Donald Ervin Knuth (/kəˈnθ/[3] kə-NOOTH; born January 10, 1938) is an American computer scientist, mathematician, and professor emeritus at Stanford University.[7]

He is the author of the multi-volume work The Art of Computer Programming.[8] Knuth has been called the "father of the analysis of algorithms".[9] He contributed to the development of the rigorous analysis of the computational complexity of algorithms and systematized formal mathematical techniques for it. In the process he also popularized the asymptotic notation. In addition to fundamental contributions in several branches of theoretical computer science, Knuth is the creator of the TeX computer typesetting system, the related METAFONT font definition language and rendering system, and the Computer Modern family of typefaces.

· · · · · · ·

Using the information:
a: List everything that the text on Donald Knuth names him as the creator of.
b: Print the portion of the text on Donald Knuth starting at "Donald Ervin Knuth" and ending at "family of typefaces.".
c: According to the text on Donald Knuth, at which university is he a professor emeritus?
Rely solely on the text on Donald Knuth.

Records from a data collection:

· · · · · · ·

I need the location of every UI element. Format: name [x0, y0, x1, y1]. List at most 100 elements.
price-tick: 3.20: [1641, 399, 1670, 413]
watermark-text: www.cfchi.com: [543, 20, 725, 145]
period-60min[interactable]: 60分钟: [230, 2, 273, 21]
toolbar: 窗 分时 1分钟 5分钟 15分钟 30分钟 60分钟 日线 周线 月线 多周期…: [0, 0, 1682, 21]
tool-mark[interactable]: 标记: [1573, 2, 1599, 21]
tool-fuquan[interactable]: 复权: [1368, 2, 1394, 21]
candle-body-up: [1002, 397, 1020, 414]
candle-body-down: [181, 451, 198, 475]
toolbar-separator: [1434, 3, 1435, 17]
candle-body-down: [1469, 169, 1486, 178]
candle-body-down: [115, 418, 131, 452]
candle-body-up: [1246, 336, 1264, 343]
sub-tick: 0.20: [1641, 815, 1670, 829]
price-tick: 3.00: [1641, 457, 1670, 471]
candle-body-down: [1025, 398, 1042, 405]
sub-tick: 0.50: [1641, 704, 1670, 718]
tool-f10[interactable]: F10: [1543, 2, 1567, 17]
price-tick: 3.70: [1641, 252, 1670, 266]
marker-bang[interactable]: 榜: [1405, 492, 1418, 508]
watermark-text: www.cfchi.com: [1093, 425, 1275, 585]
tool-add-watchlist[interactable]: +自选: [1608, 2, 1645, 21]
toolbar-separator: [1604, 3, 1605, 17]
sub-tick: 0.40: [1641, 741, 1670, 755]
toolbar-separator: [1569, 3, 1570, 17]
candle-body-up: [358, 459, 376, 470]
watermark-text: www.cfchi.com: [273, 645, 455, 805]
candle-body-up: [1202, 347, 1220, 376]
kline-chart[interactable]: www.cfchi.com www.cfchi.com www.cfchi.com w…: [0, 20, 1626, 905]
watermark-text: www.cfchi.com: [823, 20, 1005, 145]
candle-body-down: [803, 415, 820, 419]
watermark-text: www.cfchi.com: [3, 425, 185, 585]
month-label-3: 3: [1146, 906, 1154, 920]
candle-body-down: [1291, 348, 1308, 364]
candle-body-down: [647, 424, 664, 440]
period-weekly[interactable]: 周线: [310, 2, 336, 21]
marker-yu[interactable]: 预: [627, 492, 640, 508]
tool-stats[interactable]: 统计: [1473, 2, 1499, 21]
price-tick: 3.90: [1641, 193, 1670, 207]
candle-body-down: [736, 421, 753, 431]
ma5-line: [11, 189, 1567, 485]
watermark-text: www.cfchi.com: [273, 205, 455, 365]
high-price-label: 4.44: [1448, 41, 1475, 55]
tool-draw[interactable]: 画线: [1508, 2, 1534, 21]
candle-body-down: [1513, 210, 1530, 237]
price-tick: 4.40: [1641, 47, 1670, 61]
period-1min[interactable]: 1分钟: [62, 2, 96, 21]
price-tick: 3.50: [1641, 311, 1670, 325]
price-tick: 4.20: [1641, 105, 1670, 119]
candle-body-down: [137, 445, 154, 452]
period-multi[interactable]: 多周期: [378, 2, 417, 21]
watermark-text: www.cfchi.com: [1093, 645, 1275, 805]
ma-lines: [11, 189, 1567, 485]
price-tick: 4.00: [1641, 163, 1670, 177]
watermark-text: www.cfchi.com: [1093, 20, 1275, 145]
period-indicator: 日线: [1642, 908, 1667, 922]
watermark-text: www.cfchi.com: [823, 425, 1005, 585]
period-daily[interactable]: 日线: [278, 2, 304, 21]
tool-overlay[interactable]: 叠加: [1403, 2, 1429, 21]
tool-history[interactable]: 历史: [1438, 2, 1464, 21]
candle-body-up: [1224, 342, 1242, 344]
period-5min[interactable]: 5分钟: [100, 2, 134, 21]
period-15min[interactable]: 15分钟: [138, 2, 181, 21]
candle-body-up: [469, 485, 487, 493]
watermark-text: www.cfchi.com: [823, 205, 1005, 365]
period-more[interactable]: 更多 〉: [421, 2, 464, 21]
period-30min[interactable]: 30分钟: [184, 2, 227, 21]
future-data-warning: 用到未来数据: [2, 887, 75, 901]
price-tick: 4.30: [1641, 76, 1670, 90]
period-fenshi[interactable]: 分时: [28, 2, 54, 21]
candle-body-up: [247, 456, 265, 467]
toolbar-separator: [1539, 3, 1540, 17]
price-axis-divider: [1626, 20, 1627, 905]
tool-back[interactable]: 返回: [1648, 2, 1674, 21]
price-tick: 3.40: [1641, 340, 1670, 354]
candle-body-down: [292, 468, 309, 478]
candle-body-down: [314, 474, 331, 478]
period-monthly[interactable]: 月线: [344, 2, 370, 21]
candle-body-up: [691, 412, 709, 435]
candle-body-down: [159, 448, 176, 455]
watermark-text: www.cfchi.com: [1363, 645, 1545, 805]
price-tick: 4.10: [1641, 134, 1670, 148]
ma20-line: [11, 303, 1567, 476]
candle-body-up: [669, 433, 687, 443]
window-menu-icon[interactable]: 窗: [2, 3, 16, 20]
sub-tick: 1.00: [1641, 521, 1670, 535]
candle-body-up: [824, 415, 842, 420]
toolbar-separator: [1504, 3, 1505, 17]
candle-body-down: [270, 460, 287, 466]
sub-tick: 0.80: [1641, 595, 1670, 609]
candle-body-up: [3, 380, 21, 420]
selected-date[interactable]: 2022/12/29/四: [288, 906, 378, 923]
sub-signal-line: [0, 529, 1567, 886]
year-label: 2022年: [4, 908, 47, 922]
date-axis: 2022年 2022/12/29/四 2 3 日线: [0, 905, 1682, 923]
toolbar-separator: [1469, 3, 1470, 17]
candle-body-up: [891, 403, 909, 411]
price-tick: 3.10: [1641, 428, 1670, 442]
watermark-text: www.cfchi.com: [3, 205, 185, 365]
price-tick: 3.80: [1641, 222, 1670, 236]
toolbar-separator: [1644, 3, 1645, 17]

· · · · · · ·

Exercise answers:
a:
- The TeX computer typesetting system
- The METAFONT font definition language and rendering system
- The Computer Modern family of typefaces

b:
Donald Ervin Knuth (/kəˈnθ/[3] kə-NOOTH; born January 10, 1938) is an American computer scientist, mathematician, and professor emeritus at Stanford University.[7]

He is the author of the multi-volume work The Art of Computer Programming.[8] Knuth has been called the "father of the analysis of algorithms".[9] He contributed to the development of the rigorous analysis of the computational complexity of algorithms and systematized formal mathematical techniques for it. In the process he also popularized the asymptotic notation. In addition to fundamental contributions in several branches of theoretical computer science, Knuth is the creator of the TeX computer typesetting system, the related METAFONT font definition language and rendering system, and the Computer Modern family of typefaces.

c: Stanford University